- Exercise task
Give all the lines below again, exactly, with no pictures.

- Records shown
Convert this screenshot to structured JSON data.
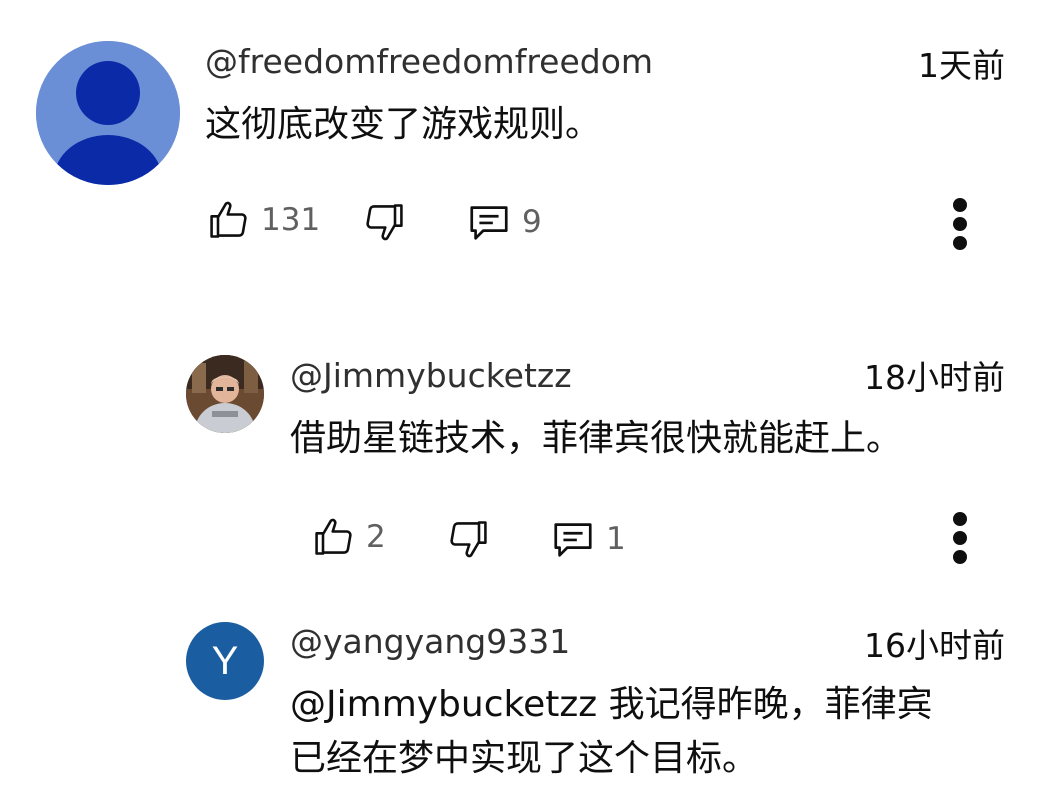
{
  "comments": [
    {
      "handle": "@freedomfreedomfreedom",
      "time": "1天前",
      "text": "这彻底改变了游戏规则。",
      "likes": "131",
      "replies": "9"
    },
    {
      "handle": "@Jimmybucketzz",
      "time": "18小时前",
      "text": "借助星链技术，菲律宾很快就能赶上。",
      "likes": "2",
      "replies": "1"
    },
    {
      "handle": "@yangyang9331",
      "time": "16小时前",
      "avatar_letter": "Y",
      "text_line1": "@Jimmybucketzz 我记得昨晚，菲律宾",
      "text_line2": "已经在梦中实现了这个目标。"
    }
  ],
  "colors": {
    "avatar_default_bg": "#6b8fd6",
    "avatar_default_fg": "#0a2aa8",
    "avatar_letter_bg": "#1a5da0"
  },
  "icons": [
    "like-icon",
    "dislike-icon",
    "reply-icon",
    "more-vert-icon"
  ]
}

- Solution for this task
Convert this screenshot to structured JSON data.
{
  "comments": [
    {
      "handle": "@freedomfreedomfreedom",
      "time": "1天前",
      "text": "这彻底改变了游戏规则。",
      "likes": "131",
      "replies": "9"
    },
    {
      "handle": "@Jimmybucketzz",
      "time": "18小时前",
      "text": "借助星链技术，菲律宾很快就能赶上。",
      "likes": "2",
      "replies": "1"
    },
    {
      "handle": "@yangyang9331",
      "time": "16小时前",
      "avatar_letter": "Y",
      "text_line1": "@Jimmybucketzz 我记得昨晚，菲律宾",
      "text_line2": "已经在梦中实现了这个目标。"
    }
  ],
  "colors": {
    "avatar_default_bg": "#6b8fd6",
    "avatar_default_fg": "#0a2aa8",
    "avatar_letter_bg": "#1a5da0"
  },
  "icons": [
    "like-icon",
    "dislike-icon",
    "reply-icon",
    "more-vert-icon"
  ]
}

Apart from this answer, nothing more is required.